▸ WHAT TO DO
In the entries below, find the lines that contain the word "Console" and copy them.

▸ THE INPUT
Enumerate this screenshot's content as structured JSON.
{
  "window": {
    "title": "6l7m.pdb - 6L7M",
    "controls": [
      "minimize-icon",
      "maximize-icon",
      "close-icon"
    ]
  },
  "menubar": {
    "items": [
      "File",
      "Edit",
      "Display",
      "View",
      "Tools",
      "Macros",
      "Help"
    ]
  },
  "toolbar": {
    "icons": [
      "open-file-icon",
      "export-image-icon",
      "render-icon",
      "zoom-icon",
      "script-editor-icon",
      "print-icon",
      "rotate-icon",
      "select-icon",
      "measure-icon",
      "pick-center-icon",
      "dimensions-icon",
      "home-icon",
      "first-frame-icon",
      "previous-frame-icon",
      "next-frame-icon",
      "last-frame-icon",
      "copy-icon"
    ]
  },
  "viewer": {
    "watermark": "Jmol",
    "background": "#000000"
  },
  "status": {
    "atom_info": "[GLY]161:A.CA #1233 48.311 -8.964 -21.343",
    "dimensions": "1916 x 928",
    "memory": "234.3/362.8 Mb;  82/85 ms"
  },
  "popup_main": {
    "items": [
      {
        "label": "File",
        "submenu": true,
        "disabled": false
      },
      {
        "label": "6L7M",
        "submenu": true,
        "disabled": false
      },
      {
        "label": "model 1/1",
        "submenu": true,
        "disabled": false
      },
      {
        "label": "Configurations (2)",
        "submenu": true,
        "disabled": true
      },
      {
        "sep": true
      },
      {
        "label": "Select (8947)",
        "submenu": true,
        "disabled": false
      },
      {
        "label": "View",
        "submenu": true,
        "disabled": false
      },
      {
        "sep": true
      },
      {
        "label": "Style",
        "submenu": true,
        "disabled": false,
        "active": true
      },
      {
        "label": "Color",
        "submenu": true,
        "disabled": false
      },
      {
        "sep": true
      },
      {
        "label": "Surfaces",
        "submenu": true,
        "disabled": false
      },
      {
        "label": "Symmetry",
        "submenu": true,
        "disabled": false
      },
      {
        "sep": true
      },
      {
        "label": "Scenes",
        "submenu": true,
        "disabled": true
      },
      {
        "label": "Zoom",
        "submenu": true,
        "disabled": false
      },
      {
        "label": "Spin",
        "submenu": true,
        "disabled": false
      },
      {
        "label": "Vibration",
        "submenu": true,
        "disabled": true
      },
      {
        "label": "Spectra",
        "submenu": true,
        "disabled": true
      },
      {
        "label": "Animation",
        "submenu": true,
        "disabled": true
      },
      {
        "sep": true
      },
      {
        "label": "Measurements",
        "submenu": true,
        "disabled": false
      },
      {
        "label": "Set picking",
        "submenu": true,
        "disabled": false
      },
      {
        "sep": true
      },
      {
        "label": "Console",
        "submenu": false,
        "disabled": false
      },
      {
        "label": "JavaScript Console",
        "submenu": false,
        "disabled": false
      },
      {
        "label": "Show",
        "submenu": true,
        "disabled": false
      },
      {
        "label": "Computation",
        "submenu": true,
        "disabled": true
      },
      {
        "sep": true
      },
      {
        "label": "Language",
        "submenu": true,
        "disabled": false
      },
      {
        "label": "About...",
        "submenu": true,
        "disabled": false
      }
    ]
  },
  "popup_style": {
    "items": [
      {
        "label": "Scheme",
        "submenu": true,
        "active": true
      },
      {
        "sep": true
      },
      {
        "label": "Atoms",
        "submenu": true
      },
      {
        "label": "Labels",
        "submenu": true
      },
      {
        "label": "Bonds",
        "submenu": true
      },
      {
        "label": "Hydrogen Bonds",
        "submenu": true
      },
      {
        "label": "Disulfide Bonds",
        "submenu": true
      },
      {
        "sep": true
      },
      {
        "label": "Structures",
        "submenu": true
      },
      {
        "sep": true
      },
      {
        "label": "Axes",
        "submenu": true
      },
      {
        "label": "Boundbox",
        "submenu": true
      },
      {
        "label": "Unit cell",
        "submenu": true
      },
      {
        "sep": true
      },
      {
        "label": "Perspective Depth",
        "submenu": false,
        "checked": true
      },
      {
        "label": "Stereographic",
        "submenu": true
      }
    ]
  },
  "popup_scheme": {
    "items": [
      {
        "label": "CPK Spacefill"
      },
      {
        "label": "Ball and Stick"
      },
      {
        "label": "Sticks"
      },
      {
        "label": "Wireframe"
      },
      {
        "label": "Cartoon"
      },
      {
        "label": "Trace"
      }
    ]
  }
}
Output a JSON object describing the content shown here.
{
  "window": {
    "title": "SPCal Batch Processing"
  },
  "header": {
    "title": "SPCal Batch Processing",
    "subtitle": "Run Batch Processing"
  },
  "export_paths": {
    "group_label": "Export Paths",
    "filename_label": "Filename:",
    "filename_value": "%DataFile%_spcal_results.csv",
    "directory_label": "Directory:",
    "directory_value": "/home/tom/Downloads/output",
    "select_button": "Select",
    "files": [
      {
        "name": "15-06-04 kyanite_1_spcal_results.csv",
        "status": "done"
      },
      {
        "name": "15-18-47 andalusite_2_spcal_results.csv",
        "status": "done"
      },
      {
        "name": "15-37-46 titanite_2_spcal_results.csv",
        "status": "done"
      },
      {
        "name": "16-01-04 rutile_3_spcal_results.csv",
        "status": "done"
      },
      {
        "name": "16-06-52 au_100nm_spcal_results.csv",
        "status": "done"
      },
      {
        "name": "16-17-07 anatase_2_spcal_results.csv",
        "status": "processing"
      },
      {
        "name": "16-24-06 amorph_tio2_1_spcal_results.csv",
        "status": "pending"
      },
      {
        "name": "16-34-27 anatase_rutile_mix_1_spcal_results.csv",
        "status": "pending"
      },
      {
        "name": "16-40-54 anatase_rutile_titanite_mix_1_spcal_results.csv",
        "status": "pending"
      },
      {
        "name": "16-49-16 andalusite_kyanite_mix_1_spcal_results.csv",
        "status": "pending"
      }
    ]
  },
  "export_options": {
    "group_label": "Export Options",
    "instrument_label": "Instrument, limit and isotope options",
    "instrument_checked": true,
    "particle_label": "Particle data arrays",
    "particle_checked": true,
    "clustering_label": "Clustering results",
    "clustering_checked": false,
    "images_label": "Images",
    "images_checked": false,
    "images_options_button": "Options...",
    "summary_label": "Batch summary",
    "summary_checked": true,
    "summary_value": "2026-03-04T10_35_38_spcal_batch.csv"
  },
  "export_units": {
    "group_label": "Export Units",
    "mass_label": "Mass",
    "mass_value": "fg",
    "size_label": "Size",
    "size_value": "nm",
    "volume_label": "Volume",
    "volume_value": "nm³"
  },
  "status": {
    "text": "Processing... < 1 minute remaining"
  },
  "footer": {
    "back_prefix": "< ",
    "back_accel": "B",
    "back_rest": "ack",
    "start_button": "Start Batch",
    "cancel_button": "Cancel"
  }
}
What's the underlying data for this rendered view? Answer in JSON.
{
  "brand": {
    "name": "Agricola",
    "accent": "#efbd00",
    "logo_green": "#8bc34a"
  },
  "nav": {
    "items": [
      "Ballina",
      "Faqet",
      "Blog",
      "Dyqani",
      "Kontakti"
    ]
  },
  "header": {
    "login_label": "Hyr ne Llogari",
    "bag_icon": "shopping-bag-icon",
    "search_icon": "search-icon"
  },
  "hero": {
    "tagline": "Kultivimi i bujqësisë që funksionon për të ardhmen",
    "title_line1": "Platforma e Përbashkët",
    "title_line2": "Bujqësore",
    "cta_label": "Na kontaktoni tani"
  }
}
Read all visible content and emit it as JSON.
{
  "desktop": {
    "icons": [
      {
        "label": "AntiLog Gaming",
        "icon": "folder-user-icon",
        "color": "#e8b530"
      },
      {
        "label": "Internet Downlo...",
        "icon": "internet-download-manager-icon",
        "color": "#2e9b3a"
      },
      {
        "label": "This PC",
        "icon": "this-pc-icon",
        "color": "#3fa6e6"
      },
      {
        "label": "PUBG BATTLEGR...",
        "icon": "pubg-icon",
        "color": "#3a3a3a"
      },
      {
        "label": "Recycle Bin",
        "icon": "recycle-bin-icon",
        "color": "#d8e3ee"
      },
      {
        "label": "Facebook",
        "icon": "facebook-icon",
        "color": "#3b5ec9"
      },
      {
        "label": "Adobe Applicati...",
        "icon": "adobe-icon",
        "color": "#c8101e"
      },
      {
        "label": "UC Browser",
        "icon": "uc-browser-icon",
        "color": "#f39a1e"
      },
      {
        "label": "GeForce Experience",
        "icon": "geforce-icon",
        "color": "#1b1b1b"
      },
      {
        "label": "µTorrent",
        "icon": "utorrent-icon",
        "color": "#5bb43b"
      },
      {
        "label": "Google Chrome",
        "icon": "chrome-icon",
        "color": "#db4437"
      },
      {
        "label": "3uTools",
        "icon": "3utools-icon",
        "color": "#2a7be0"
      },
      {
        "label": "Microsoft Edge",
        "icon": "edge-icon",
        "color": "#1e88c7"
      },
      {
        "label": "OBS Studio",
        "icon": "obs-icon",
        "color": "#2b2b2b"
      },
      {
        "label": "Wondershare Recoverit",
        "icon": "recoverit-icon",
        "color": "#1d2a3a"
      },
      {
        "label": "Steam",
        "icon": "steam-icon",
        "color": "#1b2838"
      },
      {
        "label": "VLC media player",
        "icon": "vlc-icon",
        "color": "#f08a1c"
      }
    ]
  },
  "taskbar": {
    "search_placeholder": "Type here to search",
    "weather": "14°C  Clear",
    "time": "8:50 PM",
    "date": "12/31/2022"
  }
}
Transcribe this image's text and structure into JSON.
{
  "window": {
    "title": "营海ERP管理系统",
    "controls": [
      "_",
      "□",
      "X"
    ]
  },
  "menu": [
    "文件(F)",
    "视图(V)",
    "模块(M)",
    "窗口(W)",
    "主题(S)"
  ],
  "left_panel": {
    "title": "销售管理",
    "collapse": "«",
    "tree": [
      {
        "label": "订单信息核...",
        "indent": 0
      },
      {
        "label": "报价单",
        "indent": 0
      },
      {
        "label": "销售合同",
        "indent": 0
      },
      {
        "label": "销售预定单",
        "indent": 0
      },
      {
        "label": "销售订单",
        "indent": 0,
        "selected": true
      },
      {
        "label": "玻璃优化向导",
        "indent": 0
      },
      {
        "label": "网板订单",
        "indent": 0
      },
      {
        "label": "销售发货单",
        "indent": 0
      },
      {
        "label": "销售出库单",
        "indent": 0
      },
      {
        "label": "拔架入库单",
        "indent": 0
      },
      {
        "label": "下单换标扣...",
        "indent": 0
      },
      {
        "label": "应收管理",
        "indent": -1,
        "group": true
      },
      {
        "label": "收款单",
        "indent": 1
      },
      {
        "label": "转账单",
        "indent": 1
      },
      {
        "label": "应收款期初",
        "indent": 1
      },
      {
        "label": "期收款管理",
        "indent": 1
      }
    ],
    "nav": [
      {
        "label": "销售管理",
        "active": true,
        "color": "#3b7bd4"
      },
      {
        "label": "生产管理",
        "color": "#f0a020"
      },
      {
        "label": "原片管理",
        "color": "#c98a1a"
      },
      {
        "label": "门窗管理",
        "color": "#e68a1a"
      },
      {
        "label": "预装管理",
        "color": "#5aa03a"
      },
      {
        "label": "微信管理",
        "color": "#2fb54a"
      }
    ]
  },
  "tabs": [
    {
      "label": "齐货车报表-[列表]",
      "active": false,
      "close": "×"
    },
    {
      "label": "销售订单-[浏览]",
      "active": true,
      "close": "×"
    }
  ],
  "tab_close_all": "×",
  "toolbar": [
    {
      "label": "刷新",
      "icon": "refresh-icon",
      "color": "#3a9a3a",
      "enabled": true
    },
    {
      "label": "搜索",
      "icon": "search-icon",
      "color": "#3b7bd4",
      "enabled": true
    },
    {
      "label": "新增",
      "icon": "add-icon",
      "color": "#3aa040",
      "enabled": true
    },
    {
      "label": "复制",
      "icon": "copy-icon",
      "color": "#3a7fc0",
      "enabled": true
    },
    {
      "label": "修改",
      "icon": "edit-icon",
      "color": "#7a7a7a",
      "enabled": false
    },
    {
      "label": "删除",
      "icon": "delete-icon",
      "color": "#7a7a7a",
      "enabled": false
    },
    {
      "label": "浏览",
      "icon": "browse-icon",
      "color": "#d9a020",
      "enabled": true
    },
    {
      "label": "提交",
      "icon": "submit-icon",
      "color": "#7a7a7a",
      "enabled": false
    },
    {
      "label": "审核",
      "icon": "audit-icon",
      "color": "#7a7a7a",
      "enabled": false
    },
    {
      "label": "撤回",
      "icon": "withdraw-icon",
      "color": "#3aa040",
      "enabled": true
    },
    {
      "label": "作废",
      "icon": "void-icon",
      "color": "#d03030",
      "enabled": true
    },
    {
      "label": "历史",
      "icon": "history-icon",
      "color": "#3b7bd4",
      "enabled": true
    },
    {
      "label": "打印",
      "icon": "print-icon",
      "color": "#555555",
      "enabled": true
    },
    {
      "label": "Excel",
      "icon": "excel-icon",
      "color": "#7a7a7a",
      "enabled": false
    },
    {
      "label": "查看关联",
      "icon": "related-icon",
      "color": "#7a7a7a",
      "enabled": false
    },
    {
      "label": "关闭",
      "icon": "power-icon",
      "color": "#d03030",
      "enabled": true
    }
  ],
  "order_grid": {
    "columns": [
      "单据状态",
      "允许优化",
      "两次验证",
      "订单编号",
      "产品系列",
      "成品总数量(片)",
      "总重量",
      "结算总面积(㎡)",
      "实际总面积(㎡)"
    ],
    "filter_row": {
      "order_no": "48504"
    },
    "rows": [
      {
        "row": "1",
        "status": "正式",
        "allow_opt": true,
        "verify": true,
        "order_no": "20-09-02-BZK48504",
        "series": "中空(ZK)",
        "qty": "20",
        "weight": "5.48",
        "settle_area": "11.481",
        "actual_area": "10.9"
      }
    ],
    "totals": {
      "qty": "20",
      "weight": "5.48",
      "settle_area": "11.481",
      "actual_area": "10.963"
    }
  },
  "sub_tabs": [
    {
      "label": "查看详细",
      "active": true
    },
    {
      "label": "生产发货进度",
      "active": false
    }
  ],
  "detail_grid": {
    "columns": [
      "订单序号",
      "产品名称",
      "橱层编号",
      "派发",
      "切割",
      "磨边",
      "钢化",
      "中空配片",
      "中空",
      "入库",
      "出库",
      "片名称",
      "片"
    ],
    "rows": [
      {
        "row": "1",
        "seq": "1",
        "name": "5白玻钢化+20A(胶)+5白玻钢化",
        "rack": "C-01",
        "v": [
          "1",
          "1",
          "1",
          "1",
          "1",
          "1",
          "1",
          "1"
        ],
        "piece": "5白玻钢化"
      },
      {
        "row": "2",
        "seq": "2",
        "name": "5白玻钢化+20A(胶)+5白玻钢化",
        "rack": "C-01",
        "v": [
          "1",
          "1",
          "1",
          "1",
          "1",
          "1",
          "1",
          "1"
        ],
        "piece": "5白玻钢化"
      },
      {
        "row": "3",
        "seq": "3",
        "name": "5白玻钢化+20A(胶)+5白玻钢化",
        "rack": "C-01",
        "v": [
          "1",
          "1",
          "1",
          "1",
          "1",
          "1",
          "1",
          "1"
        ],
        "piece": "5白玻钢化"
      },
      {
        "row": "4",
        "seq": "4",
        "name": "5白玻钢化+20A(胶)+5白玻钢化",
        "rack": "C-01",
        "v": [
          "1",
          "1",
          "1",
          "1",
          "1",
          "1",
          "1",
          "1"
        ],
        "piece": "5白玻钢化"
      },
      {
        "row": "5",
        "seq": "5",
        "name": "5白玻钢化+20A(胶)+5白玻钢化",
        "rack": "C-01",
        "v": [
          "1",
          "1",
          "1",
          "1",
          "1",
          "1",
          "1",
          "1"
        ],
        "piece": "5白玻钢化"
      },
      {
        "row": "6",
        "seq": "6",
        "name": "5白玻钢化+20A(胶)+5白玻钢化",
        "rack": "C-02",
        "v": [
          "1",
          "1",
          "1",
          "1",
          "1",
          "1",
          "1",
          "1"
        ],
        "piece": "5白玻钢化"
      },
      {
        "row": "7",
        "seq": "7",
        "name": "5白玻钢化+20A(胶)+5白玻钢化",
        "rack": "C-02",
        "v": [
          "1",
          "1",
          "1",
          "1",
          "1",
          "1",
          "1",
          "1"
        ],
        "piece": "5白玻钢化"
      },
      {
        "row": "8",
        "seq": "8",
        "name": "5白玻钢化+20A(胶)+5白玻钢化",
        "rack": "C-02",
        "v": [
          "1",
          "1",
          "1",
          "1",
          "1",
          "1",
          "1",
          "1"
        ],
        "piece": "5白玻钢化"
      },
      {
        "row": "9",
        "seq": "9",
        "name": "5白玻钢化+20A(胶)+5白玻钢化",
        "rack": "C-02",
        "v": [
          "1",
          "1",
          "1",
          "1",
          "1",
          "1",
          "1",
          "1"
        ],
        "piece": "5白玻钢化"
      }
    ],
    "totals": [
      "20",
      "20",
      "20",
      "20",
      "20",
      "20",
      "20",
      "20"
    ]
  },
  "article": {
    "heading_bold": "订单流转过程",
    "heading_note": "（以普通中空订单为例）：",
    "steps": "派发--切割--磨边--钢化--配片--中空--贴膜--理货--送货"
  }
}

▸ WRITTEN ANSWER
        "label": "Console",
        "label": "JavaScript Console",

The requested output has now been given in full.